Attualmente per convenzione bisogna dire peste e corna del “Porcellum”. Lo si accusa perfino di provocare l’ingovernabilità mentre questo al massimo può avvenire perché il sistema non è applicato al Senato come alla Camera. Qui la coalizione di Prodi, pur essendo prevalsa per sei decimillesimi dei voti, non ebbe infatti nessun problema: aveva il 55% dei seggi.

Oggi al “Porcellum” si rimproverano quattro cose: (1) la soglia di sbarramento al 4%, (2) la mancanza delle preferenze, (3) il premio di maggioranza e (4) la mancanza di un livello minimo di voti per beneficiarne.

La soglia di sbarramento non è molto discussa. Serve infatti ad evitare il possibile ingresso in Parlamento di formazioni lillipuziane tuttavia capaci, all’occasione, di esercitare ricatti.

L’eliminazione delle preferenze fu voluta, a suo tempo, per evitare l’imperversare del voto di scambio e per non sottoporre i candidati a grandi spese per farsi pubblicità. Se si vuole tornare alle preferenze, che lo si faccia: ricordando però che anche in questo caso i nomi nelle liste sono stabilite dai partiti, non dagli elettori.

Il premio di maggioranza è graditissimo alle grandi formazioni, che sperano di beneficiarne, e sgraditissimo ai piccoli partiti, che da esso sono resi irrilevanti. Naturalmente i più ostili sono quelli che ancora non sanno se faranno parte di una coalizione o se dovranno correre da soli: Udc, Lega e Idv. Dunque si pensava che si volesse riformare il “Porcellum” in modo da dar voce ai piccoli, tornando al proporzionale. E infatti se ne è parlato a lungo. Il buon senso però avvertiva che probabilmente la legge non sarebbe stata affatto cambiata: la rinunzia al premio di maggioranza non era infatti nell’interesse dei due grandi partiti.

## CONTENUTO DEL DATASET
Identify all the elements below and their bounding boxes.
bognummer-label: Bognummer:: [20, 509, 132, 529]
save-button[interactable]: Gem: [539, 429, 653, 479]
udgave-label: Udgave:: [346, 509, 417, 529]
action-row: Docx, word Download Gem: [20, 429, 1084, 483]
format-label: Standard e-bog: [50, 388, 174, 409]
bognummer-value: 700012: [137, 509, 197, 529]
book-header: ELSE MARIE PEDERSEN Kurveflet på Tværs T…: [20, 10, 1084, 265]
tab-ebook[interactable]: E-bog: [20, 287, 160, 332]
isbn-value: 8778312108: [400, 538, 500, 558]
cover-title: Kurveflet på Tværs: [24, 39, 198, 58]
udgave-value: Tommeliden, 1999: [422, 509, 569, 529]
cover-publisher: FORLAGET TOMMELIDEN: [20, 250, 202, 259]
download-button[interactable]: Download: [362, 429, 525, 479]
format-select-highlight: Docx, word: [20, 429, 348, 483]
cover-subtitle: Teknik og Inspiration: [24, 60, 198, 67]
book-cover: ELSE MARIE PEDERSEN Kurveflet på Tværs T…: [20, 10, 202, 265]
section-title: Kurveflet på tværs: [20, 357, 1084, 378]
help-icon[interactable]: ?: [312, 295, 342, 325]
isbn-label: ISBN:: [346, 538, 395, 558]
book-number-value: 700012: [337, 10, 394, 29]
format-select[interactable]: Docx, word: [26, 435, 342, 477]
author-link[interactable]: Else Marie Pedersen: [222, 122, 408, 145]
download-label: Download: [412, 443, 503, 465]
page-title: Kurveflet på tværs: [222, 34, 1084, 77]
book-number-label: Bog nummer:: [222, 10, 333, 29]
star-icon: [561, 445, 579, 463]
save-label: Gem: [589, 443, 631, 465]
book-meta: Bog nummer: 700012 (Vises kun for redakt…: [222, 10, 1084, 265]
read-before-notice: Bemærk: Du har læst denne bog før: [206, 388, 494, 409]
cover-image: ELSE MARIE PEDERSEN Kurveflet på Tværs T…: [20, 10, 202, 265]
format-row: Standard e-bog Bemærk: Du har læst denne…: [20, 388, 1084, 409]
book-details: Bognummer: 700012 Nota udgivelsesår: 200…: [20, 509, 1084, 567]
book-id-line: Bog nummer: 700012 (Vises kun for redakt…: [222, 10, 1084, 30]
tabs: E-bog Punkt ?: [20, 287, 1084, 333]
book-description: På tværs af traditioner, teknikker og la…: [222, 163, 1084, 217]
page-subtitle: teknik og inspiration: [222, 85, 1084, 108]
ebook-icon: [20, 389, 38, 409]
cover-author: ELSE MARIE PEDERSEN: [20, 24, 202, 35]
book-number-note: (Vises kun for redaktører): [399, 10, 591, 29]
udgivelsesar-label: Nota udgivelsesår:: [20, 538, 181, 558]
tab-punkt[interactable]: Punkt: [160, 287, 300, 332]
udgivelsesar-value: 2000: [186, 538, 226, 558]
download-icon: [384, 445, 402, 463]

## ATTIVITÀ DA SVOLGERE
1) Rispondi a queste domande sul testo relativo al "Porcellum":
(a) Quale percentuale dei seggi aveva alla Camera la coalizione di Prodi?
(b) A quale percentuale è fissata la soglia di sbarramento?
(c) Quali partiti sono indicati come i più ostili al premio di maggioranza?
2) Cita le righe dei record dalla prima fino a quella che contiene "book-cover: ELSE MARIE", compresa.

## RISPOSTE ALLE ATTIVITÀ
1)
(a) Il 55% dei seggi.
(b) Al 4%.
(c) Udc, Lega e Idv.

2)
Identify all the elements below and their bounding boxes.
bognummer-label: Bognummer:: [20, 509, 132, 529]
save-button[interactable]: Gem: [539, 429, 653, 479]
udgave-label: Udgave:: [346, 509, 417, 529]
action-row: Docx, word Download Gem: [20, 429, 1084, 483]
format-label: Standard e-bog: [50, 388, 174, 409]
bognummer-value: 700012: [137, 509, 197, 529]
book-header: ELSE MARIE PEDERSEN Kurveflet på Tværs T…: [20, 10, 1084, 265]
tab-ebook[interactable]: E-bog: [20, 287, 160, 332]
isbn-value: 8778312108: [400, 538, 500, 558]
cover-title: Kurveflet på Tværs: [24, 39, 198, 58]
udgave-value: Tommeliden, 1999: [422, 509, 569, 529]
cover-publisher: FORLAGET TOMMELIDEN: [20, 250, 202, 259]
download-button[interactable]: Download: [362, 429, 525, 479]
format-select-highlight: Docx, word: [20, 429, 348, 483]
cover-subtitle: Teknik og Inspiration: [24, 60, 198, 67]
book-cover: ELSE MARIE PEDERSEN Kurveflet på Tværs T…: [20, 10, 202, 265]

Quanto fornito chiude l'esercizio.